** Opening STUDY MATERIAL block **
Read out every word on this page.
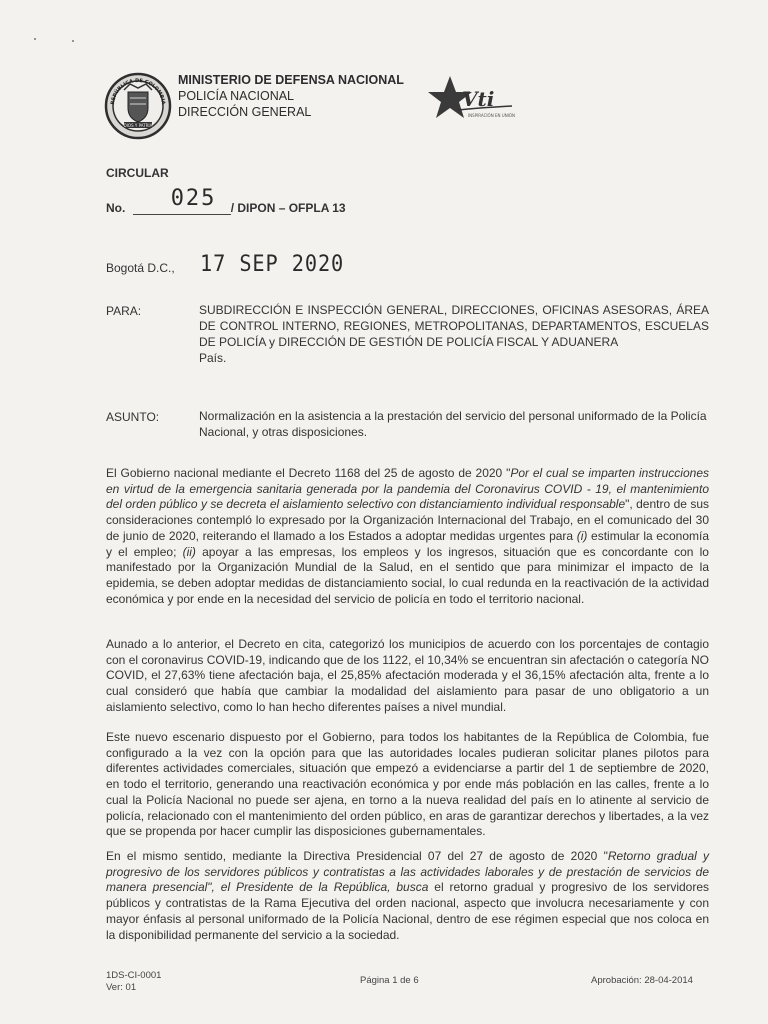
REPÚBLICA DE COLOMBIA
DIOS Y PATRIA
MINISTERIO DE DEFENSA NACIONAL
POLICÍA NACIONAL
DIRECCIÓN GENERAL
Vti
INSPIRACIÓN EN UNIÓN
CIRCULAR
No. 025 / DIPON – OFPLA 13
Bogotá D.C., 17 SEP 2020
PARA:	SUBDIRECCIÓN E INSPECCIÓN GENERAL, DIRECCIONES, OFICINAS ASESORAS, ÁREA DE CONTROL INTERNO, REGIONES, METROPOLITANAS, DEPARTAMENTOS, ESCUELAS DE POLICÍA y DIRECCIÓN DE GESTIÓN DE POLICÍA FISCAL Y ADUANERA
País.
ASUNTO:	Normalización en la asistencia a la prestación del servicio del personal uniformado de la Policía Nacional, y otras disposiciones.

El Gobierno nacional mediante el Decreto 1168 del 25 de agosto de 2020 "Por el cual se imparten instrucciones en virtud de la emergencia sanitaria generada por la pandemia del Coronavirus COVID - 19, el mantenimiento del orden público y se decreta el aislamiento selectivo con distanciamiento individual responsable", dentro de sus consideraciones contempló lo expresado por la Organización Internacional del Trabajo, en el comunicado del 30 de junio de 2020, reiterando el llamado a los Estados a adoptar medidas urgentes para (i) estimular la economía y el empleo; (ii) apoyar a las empresas, los empleos y los ingresos, situación que es concordante con lo manifestado por la Organización Mundial de la Salud, en el sentido que para minimizar el impacto de la epidemia, se deben adoptar medidas de distanciamiento social, lo cual redunda en la reactivación de la actividad económica y por ende en la necesidad del servicio de policía en todo el territorio nacional.

Aunado a lo anterior, el Decreto en cita, categorizó los municipios de acuerdo con los porcentajes de contagio con el coronavirus COVID-19, indicando que de los 1122, el 10,34% se encuentran sin afectación o categoría NO COVID, el 27,63% tiene afectación baja, el 25,85% afectación moderada y el 36,15% afectación alta, frente a lo cual consideró que había que cambiar la modalidad del aislamiento para pasar de uno obligatorio a un aislamiento selectivo, como lo han hecho diferentes países a nivel mundial.

Este nuevo escenario dispuesto por el Gobierno, para todos los habitantes de la República de Colombia, fue configurado a la vez con la opción para que las autoridades locales pudieran solicitar planes pilotos para diferentes actividades comerciales, situación que empezó a evidenciarse a partir del 1 de septiembre de 2020, en todo el territorio, generando una reactivación económica y por ende más población en las calles, frente a lo cual la Policía Nacional no puede ser ajena, en torno a la nueva realidad del país en lo atinente al servicio de policía, relacionado con el mantenimiento del orden público, en aras de garantizar derechos y libertades, a la vez que se propenda por hacer cumplir las disposiciones gubernamentales.

En el mismo sentido, mediante la Directiva Presidencial 07 del 27 de agosto de 2020 "Retorno gradual y progresivo de los servidores públicos y contratistas a las actividades laborales y de prestación de servicios de manera presencial", el Presidente de la República, busca el retorno gradual y progresivo de los servidores públicos y contratistas de la Rama Ejecutiva del orden nacional, aspecto que involucra necesariamente y con mayor énfasis al personal uniformado de la Policía Nacional, dentro de ese régimen especial que nos coloca en la disponibilidad permanente del servicio a la sociedad.

1DS-CI-0001
Ver: 01
Página 1 de 6	Aprobación: 28-04-2014
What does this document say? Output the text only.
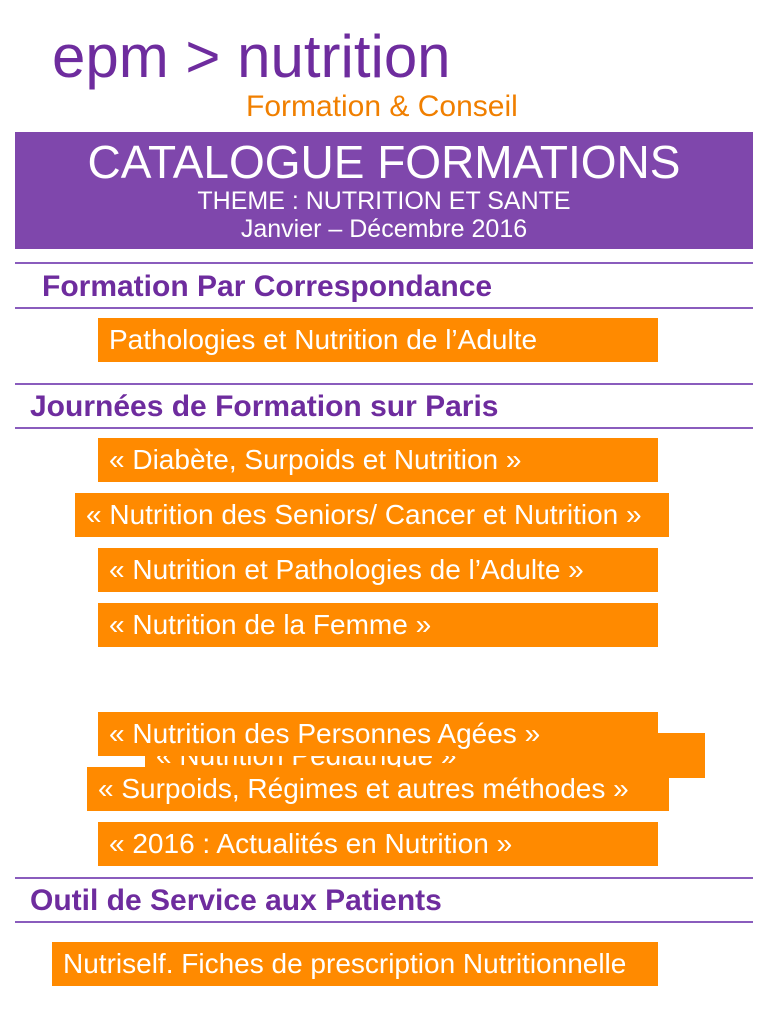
epm > nutrition
Formation & Conseil
CATALOGUE FORMATIONS
THEME : NUTRITION ET SANTE
Janvier – Décembre 2016
Formation Par Correspondance
Pathologies et Nutrition de l’Adulte
Journées de Formation sur Paris
« Diabète, Surpoids et Nutrition »
« Nutrition des Seniors/ Cancer et Nutrition »
« Nutrition et Pathologies de l’Adulte »
« Nutrition de la Femme »
« Nutrition des Personnes Agées »
« Surpoids, Régimes et autres méthodes »
« 2016 : Actualités en Nutrition »
Outil de Service aux Patients
Nutriself. Fiches de prescription Nutritionnelle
** Closing STUDY MATERIAL block **
- _TASK DIRECTIONS_: Copy out every line from the records that has the word "diferentes".

- _OUTPUT BELOW_:
Aunado a lo anterior, el Decreto en cita, categorizó los municipios de acuerdo con los porcentajes de contagio con el coronavirus COVID-19, indicando que de los 1122, el 10,34% se encuentran sin afectación o categoría NO COVID, el 27,63% tiene afectación baja, el 25,85% afectación moderada y el 36,15% afectación alta, frente a lo cual consideró que había que cambiar la modalidad del aislamiento para pasar de uno obligatorio a un aislamiento selectivo, como lo han hecho diferentes países a nivel mundial.
Este nuevo escenario dispuesto por el Gobierno, para todos los habitantes de la República de Colombia, fue configurado a la vez con la opción para que las autoridades locales pudieran solicitar planes pilotos para diferentes actividades comerciales, situación que empezó a evidenciarse a partir del 1 de septiembre de 2020, en todo el territorio, generando una reactivación económica y por ende más población en las calles, frente a lo cual la Policía Nacional no puede ser ajena, en torno a la nueva realidad del país en lo atinente al servicio de policía, relacionado con el mantenimiento del orden público, en aras de garantizar derechos y libertades, a la vez que se propenda por hacer cumplir las disposiciones gubernamentales.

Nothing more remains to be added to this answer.